> **EXERCISE PROMPT**: Scan the data. Collect each line that contains the word "Zona".
++++ DATA ROWS
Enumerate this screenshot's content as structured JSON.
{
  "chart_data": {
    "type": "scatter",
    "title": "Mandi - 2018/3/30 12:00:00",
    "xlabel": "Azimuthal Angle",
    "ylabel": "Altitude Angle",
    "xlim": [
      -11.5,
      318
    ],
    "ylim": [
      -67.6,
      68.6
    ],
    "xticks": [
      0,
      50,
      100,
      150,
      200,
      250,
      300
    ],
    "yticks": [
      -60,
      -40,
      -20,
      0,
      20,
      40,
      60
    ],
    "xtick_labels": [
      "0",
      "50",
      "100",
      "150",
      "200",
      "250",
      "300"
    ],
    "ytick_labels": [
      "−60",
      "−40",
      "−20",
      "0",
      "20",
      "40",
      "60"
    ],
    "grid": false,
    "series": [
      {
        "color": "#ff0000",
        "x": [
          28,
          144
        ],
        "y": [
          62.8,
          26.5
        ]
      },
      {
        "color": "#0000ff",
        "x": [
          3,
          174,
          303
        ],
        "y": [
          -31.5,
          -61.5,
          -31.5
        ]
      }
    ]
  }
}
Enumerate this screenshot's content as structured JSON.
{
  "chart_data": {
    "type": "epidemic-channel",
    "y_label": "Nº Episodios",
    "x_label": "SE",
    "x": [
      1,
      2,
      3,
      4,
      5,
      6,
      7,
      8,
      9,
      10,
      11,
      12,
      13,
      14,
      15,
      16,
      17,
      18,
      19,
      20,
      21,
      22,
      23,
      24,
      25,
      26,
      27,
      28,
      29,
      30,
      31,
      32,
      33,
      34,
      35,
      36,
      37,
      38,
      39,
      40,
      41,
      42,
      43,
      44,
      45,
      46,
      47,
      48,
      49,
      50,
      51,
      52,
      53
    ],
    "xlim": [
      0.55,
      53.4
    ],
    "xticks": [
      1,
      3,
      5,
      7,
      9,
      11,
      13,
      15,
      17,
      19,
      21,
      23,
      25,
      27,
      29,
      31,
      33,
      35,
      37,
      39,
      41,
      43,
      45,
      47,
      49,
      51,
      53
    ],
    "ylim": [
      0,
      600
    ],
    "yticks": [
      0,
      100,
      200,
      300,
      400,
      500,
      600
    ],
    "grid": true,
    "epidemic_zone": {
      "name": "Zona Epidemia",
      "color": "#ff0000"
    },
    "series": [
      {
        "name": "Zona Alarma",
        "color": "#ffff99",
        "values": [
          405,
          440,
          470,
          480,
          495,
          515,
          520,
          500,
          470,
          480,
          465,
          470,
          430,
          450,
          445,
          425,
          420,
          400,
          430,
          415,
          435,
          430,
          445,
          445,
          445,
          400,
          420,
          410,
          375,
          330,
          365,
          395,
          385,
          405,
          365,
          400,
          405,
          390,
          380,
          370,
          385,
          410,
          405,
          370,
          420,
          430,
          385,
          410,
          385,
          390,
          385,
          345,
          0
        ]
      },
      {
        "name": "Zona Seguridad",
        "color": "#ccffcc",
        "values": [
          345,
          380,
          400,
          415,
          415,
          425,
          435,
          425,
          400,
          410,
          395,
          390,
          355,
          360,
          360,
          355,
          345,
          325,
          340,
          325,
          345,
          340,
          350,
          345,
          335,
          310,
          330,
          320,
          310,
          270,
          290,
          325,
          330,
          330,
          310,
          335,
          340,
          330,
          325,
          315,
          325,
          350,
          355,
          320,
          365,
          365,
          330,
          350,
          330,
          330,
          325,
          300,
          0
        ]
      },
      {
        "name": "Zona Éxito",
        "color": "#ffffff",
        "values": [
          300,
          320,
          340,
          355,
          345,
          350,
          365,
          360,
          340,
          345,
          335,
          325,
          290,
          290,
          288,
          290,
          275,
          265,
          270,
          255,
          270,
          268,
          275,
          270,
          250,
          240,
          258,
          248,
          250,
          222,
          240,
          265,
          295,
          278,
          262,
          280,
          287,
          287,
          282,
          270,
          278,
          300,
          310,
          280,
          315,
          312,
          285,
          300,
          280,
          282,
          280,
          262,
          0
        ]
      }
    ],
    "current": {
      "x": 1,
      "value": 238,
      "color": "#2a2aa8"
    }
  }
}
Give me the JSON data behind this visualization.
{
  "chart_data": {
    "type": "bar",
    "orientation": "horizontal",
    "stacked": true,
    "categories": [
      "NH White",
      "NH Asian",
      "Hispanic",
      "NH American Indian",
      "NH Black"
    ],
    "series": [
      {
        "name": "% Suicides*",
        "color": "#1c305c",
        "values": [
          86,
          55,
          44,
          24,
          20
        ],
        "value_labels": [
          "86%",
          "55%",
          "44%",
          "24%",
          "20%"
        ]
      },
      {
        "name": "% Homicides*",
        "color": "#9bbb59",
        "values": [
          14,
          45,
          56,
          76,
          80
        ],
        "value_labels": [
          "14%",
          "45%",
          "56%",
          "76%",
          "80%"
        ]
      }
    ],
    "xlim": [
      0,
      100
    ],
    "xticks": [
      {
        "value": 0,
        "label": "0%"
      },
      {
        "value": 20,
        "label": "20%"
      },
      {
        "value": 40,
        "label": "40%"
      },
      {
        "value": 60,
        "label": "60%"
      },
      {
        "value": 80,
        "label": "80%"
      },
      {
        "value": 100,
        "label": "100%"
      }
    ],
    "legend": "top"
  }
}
++++++++
> **OUTPUT BELOW**:
      "name": "Zona Epidemia",
        "name": "Zona Alarma",
        "name": "Zona Seguridad",
        "name": "Zona Éxito",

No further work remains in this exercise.